- **EXERCISE INSTRUCTIONS**
Give only a count of the lines that include the string "природы".

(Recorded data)
= = = =
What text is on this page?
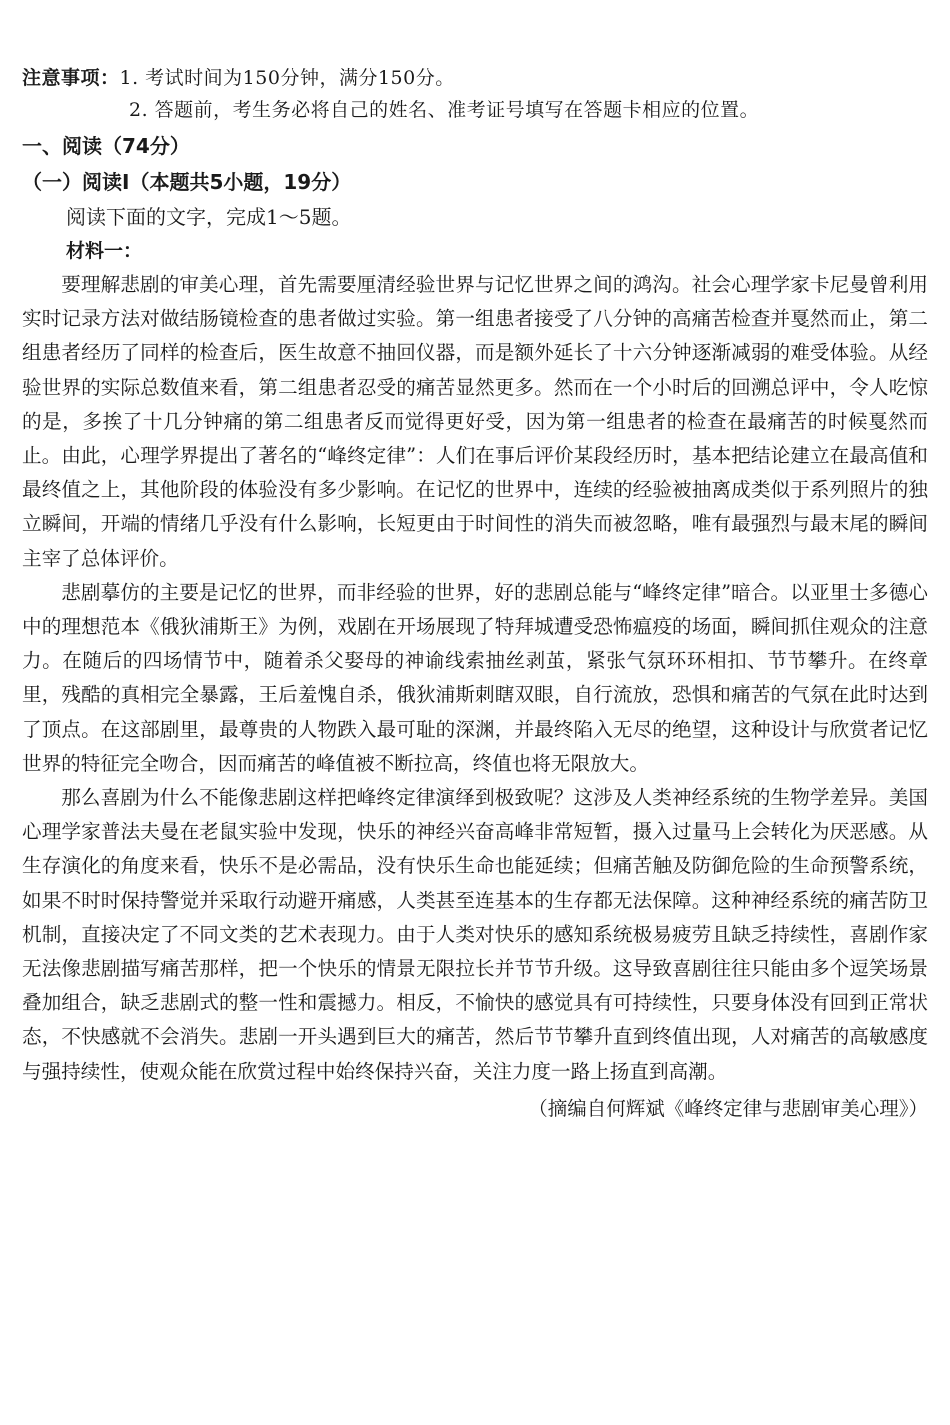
注意事项：1. 考试时间为150分钟，满分150分。
2. 答题前，考生务必将自己的姓名、准考证号填写在答题卡相应的位置。
一、阅读（74分）
（一）阅读Ⅰ（本题共5小题，19分）
阅读下面的文字，完成1～5题。
材料一：

要理解悲剧的审美心理，首先需要厘清经验世界与记忆世界之间的鸿沟。社会心理学家卡尼曼曾利用实时记录方法对做结肠镜检查的患者做过实验。第一组患者接受了八分钟的高痛苦检查并戛然而止，第二组患者经历了同样的检查后，医生故意不抽回仪器，而是额外延长了十六分钟逐渐减弱的难受体验。从经验世界的实际总数值来看，第二组患者忍受的痛苦显然更多。然而在一个小时后的回溯总评中，令人吃惊的是，多挨了十几分钟痛的第二组患者反而觉得更好受，因为第一组患者的检查在最痛苦的时候戛然而止。由此，心理学界提出了著名的“峰终定律”：人们在事后评价某段经历时，基本把结论建立在最高值和最终值之上，其他阶段的体验没有多少影响。在记忆的世界中，连续的经验被抽离成类似于系列照片的独立瞬间，开端的情绪几乎没有什么影响，长短更由于时间性的消失而被忽略，唯有最强烈与最末尾的瞬间主宰了总体评价。

悲剧摹仿的主要是记忆的世界，而非经验的世界，好的悲剧总能与“峰终定律”暗合。以亚里士多德心中的理想范本《俄狄浦斯王》为例，戏剧在开场展现了特拜城遭受恐怖瘟疫的场面，瞬间抓住观众的注意力。在随后的四场情节中，随着杀父娶母的神谕线索抽丝剥茧，紧张气氛环环相扣、节节攀升。在终章里，残酷的真相完全暴露，王后羞愧自杀，俄狄浦斯刺瞎双眼，自行流放，恐惧和痛苦的气氛在此时达到了顶点。在这部剧里，最尊贵的人物跌入最可耻的深渊，并最终陷入无尽的绝望，这种设计与欣赏者记忆世界的特征完全吻合，因而痛苦的峰值被不断拉高，终值也将无限放大。

那么喜剧为什么不能像悲剧这样把峰终定律演绎到极致呢？这涉及人类神经系统的生物学差异。美国心理学家普法夫曼在老鼠实验中发现，快乐的神经兴奋高峰非常短暂，摄入过量马上会转化为厌恶感。从生存演化的角度来看，快乐不是必需品，没有快乐生命也能延续；但痛苦触及防御危险的生命预警系统，如果不时时保持警觉并采取行动避开痛感，人类甚至连基本的生存都无法保障。这种神经系统的痛苦防卫机制，直接决定了不同文类的艺术表现力。由于人类对快乐的感知系统极易疲劳且缺乏持续性，喜剧作家无法像悲剧描写痛苦那样，把一个快乐的情景无限拉长并节节升级。这导致喜剧往往只能由多个逗笑场景叠加组合，缺乏悲剧式的整一性和震撼力。相反，不愉快的感觉具有可持续性，只要身体没有回到正常状态，不快感就不会消失。悲剧一开头遇到巨大的痛苦，然后节节攀升直到终值出现，人对痛苦的高敏感度与强持续性，使观众能在欣赏过程中始终保持兴奋，关注力度一路上扬直到高潮。

（摘编自何辉斌《峰终定律与悲剧审美心理》）
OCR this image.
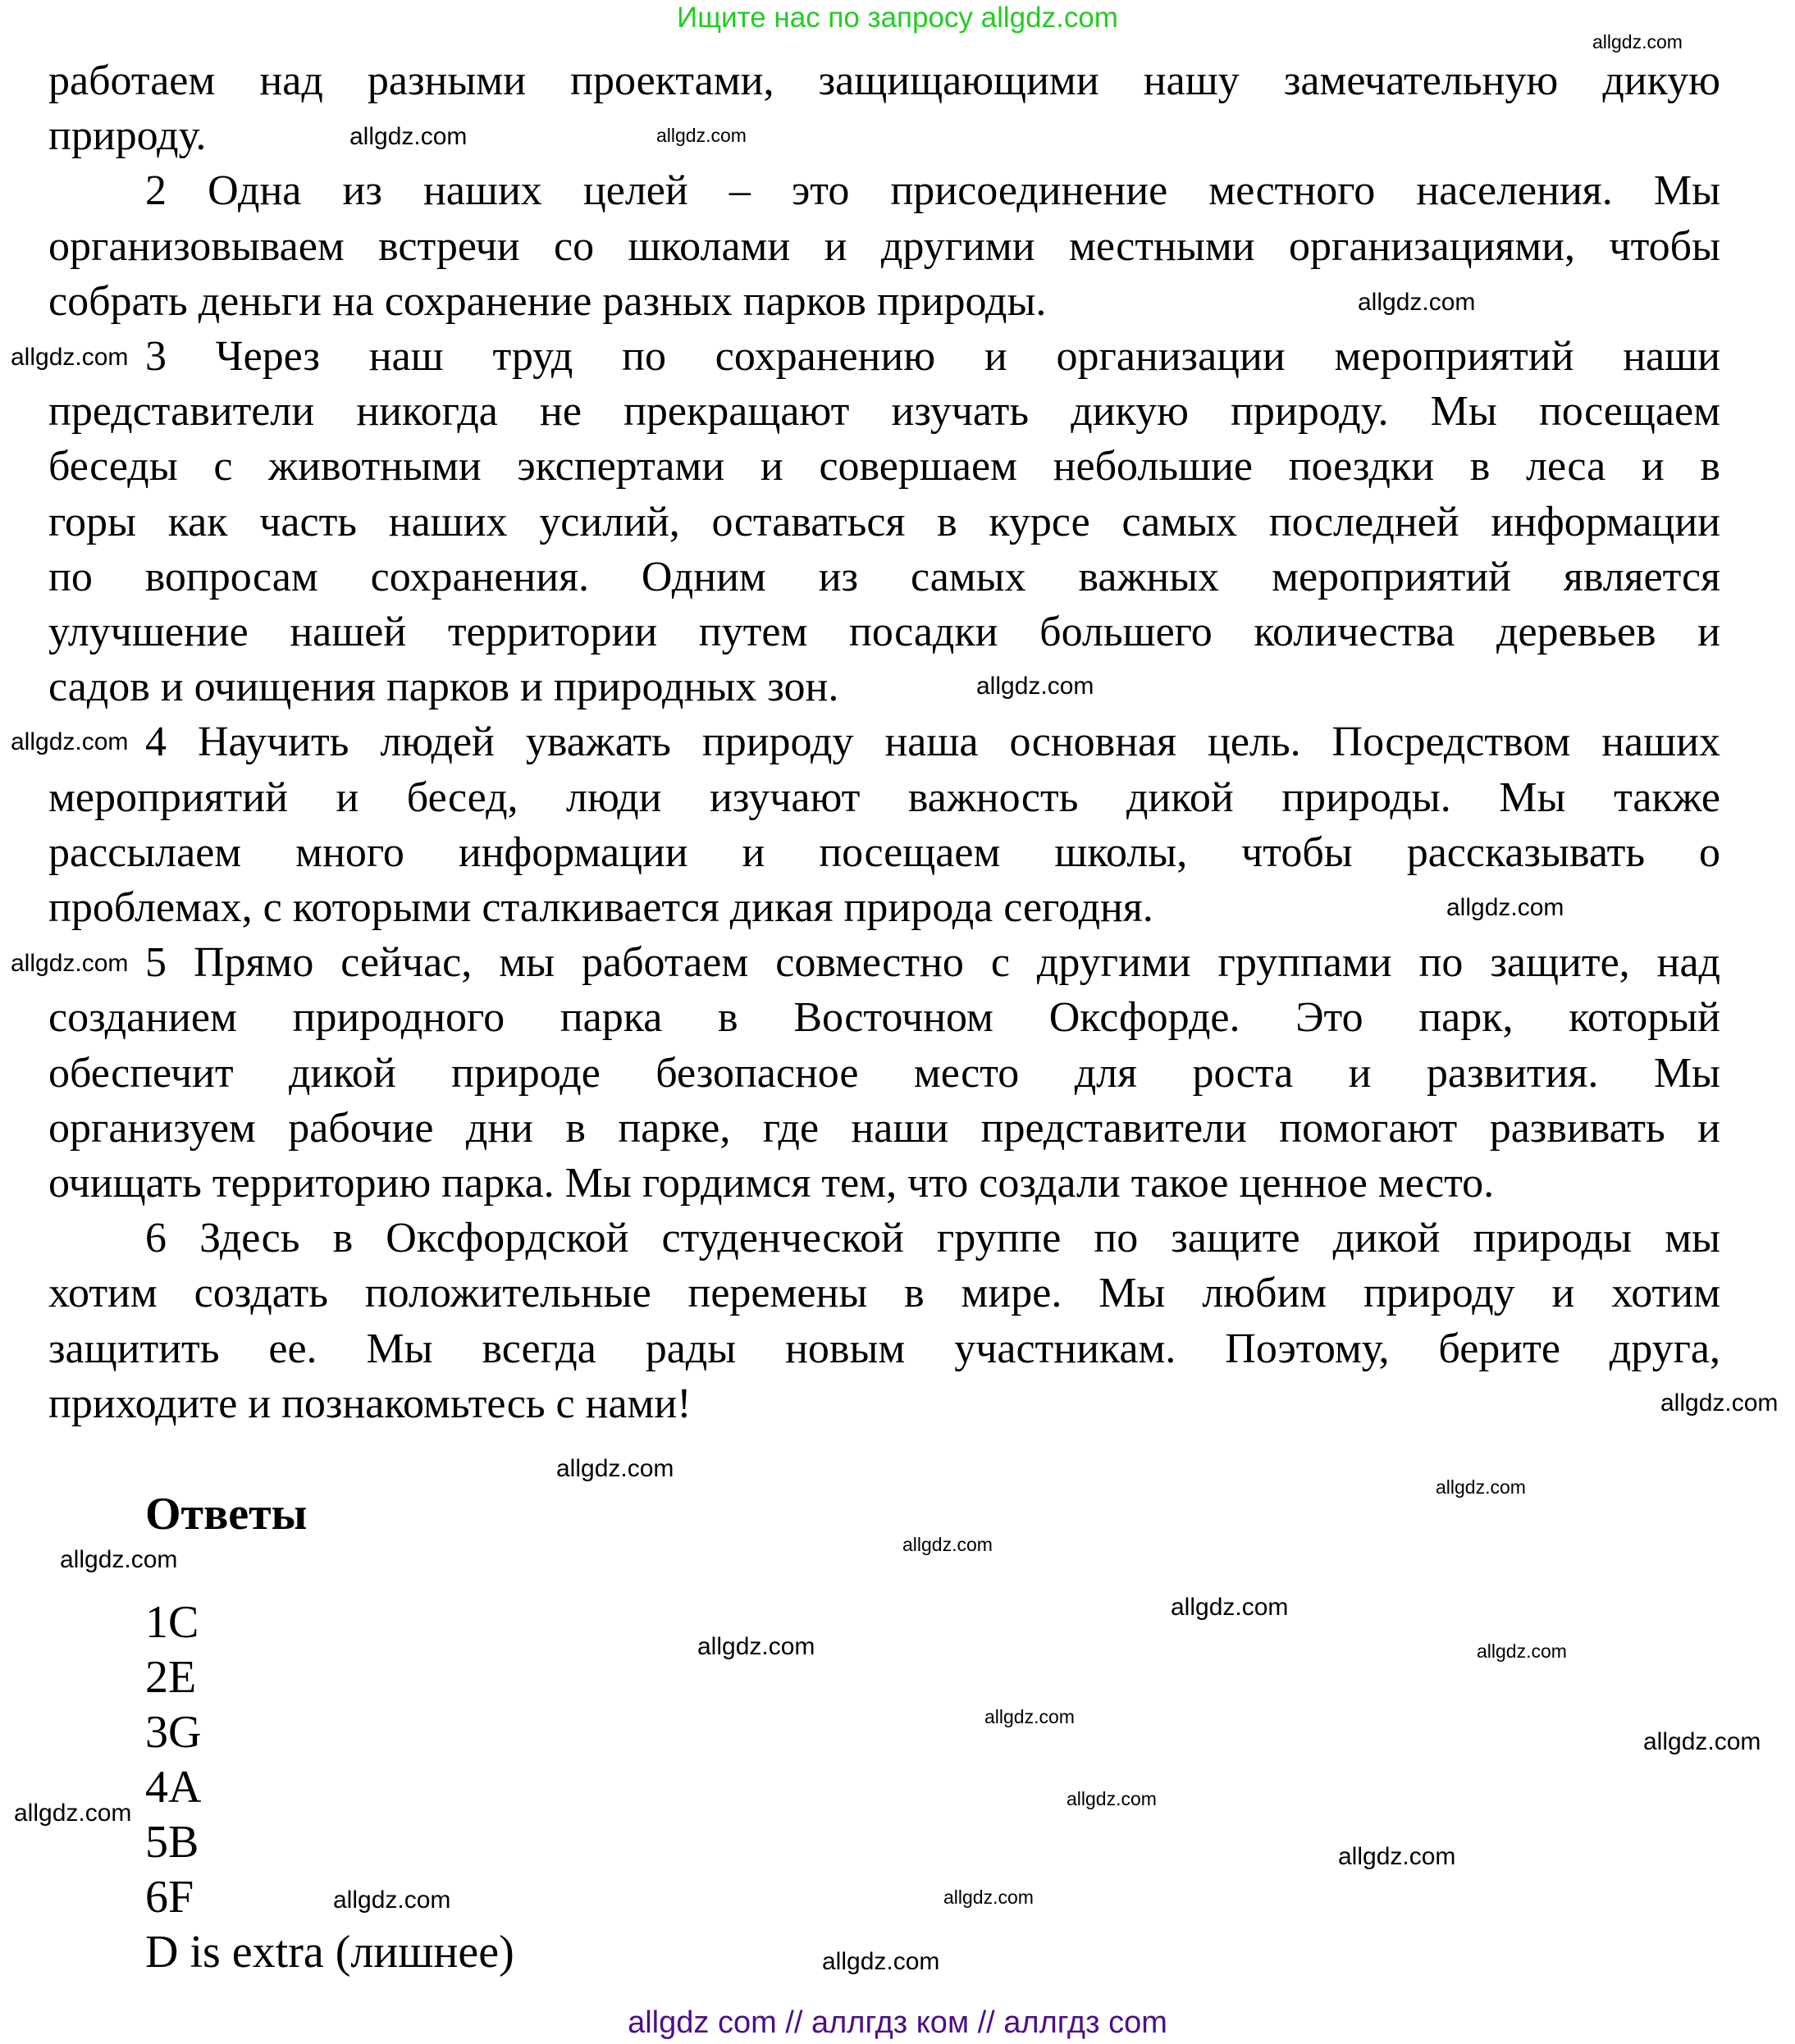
Ищите нас по запросу allgdz.com
работаем над разными проектами, защищающими нашу замечательную дикую
природу.
2 Одна из наших целей – это присоединение местного населения. Мы
организовываем встречи со школами и другими местными организациями, чтобы
собрать деньги на сохранение разных парков природы.
3 Через наш труд по сохранению и организации мероприятий наши
представители никогда не прекращают изучать дикую природу. Мы посещаем
беседы с животными экспертами и совершаем небольшие поездки в леса и в
горы как часть наших усилий, оставаться в курсе самых последней информации
по вопросам сохранения. Одним из самых важных мероприятий является
улучшение нашей территории путем посадки большего количества деревьев и
садов и очищения парков и природных зон.
4 Научить людей уважать природу наша основная цель. Посредством наших
мероприятий и бесед, люди изучают важность дикой природы. Мы также
рассылаем много информации и посещаем школы, чтобы рассказывать о
проблемах, с которыми сталкивается дикая природа сегодня.
5 Прямо сейчас, мы работаем совместно с другими группами по защите, над
созданием природного парка в Восточном Оксфорде. Это парк, который
обеспечит дикой природе безопасное место для роста и развития. Мы
организуем рабочие дни в парке, где наши представители помогают развивать и
очищать территорию парка. Мы гордимся тем, что создали такое ценное место.
6 Здесь в Оксфордской студенческой группе по защите дикой природы мы
хотим создать положительные перемены в мире. Мы любим природу и хотим
защитить ее. Мы всегда рады новым участникам. Поэтому, берите друга,
приходите и познакомьтесь с нами!
Ответы
1C
2E
3G
4A
5B
6F
D is extra (лишнее)
allgdz.com
allgdz.com
allgdz.com
allgdz.com
allgdz.com
allgdz.com
allgdz.com
allgdz.com
allgdz.com
allgdz.com
allgdz.com
allgdz.com
allgdz.com
allgdz.com
allgdz.com
allgdz.com
allgdz.com
allgdz.com
allgdz.com
allgdz.com
allgdz.com
allgdz.com
allgdz.com
allgdz.com
allgdz.com
allgdz com // аллгдз ком // аллгдз com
= = = =
- **CORRECT RESULT**
3